> **What to do**
Below are some records. Count the lines with "Mengo" in them and give nothing but the total.

> **Supplied entries**
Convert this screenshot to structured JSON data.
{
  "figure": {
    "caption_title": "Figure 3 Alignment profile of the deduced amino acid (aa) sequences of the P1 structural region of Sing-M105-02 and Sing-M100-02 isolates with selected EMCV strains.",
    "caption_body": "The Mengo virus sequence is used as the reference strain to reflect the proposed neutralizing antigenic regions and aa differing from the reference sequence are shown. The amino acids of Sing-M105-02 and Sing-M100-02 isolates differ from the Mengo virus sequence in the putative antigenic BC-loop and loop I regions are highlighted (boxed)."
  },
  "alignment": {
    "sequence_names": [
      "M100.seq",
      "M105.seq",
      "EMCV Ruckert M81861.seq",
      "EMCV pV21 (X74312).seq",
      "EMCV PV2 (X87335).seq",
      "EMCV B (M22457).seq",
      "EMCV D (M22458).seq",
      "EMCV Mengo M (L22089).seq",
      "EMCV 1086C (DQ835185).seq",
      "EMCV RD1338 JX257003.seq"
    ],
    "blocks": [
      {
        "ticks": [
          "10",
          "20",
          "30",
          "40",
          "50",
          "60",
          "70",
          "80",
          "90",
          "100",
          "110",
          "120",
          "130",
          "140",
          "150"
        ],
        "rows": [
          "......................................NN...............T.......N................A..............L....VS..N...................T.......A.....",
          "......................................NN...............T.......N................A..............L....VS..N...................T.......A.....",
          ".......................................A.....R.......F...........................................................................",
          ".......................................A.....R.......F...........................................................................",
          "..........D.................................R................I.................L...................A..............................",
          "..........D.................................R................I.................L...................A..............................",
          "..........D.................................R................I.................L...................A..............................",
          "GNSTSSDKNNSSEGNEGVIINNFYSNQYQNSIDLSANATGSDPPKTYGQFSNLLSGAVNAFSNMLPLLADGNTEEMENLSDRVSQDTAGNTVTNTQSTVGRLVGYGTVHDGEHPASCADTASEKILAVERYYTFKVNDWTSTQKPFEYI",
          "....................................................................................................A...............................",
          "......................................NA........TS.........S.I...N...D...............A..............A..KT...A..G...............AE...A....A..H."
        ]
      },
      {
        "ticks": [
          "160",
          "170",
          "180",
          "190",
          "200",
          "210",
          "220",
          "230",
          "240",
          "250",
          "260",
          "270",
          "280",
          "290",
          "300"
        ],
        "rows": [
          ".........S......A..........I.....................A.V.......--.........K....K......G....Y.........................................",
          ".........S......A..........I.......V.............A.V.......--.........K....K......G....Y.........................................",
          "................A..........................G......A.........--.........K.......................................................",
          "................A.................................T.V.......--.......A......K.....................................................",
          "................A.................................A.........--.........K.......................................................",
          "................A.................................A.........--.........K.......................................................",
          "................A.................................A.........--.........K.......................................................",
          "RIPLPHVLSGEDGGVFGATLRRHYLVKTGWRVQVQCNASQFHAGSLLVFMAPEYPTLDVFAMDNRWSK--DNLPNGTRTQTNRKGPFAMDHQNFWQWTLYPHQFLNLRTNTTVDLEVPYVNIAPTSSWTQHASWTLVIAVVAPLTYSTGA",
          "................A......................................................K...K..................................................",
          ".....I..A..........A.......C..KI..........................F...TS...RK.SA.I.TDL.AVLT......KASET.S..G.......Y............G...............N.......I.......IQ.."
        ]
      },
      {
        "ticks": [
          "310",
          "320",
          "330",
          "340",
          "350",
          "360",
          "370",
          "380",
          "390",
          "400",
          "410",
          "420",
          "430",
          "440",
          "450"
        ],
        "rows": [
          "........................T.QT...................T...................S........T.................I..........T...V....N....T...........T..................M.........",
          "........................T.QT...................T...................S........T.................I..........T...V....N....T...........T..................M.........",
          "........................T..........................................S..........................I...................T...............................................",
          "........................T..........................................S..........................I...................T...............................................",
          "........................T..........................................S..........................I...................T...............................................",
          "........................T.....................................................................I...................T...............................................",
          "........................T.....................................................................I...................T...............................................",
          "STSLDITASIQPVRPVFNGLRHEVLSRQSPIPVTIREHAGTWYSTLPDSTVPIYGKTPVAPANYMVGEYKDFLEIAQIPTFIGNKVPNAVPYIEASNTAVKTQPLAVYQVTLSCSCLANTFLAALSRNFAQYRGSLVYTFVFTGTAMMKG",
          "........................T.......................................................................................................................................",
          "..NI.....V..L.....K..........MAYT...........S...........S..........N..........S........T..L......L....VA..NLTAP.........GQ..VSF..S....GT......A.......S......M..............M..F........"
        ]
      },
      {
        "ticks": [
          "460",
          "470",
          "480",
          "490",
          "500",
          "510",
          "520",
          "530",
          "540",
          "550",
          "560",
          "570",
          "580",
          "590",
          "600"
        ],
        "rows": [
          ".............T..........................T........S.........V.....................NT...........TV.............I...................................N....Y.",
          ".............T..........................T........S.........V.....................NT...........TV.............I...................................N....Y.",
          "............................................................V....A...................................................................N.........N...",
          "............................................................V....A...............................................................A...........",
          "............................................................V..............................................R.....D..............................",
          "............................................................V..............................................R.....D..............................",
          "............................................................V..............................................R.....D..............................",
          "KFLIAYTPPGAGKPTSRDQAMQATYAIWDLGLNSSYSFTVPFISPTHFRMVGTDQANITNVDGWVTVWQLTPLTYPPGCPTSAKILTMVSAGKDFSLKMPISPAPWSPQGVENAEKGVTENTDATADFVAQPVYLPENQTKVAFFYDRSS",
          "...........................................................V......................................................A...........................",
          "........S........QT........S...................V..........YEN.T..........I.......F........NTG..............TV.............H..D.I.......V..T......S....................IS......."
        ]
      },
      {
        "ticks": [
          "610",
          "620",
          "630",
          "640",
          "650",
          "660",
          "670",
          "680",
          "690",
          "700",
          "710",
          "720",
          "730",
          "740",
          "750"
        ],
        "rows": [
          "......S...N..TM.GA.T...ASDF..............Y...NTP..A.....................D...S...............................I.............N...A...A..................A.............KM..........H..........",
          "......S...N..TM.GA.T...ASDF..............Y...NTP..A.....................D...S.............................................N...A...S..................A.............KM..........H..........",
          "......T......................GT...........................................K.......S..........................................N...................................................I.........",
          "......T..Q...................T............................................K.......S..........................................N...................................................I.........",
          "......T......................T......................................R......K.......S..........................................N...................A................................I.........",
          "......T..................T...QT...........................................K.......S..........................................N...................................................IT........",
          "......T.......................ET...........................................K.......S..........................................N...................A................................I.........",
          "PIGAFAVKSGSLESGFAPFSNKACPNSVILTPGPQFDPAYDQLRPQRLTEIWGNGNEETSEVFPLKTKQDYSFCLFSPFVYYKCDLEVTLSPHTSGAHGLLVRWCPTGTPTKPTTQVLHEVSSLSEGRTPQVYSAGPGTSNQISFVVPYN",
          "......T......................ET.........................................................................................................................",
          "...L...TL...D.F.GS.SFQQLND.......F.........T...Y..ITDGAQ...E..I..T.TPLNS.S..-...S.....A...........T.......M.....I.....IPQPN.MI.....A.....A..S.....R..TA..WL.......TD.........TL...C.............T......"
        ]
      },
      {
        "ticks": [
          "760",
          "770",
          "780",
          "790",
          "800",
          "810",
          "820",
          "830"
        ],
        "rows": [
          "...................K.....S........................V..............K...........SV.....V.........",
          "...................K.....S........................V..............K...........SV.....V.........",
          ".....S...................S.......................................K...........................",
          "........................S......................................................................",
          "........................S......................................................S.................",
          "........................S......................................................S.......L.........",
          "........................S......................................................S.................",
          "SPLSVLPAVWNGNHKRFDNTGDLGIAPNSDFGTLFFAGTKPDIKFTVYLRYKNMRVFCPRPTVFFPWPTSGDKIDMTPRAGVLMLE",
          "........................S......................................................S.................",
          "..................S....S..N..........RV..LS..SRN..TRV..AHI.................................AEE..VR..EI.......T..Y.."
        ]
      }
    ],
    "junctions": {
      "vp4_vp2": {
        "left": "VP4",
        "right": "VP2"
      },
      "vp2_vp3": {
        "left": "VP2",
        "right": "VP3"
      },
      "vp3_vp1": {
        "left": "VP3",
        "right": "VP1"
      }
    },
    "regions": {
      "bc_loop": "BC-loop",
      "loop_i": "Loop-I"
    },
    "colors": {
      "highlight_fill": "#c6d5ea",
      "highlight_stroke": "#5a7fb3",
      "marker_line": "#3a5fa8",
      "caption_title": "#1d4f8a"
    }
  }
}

> **Reply**
2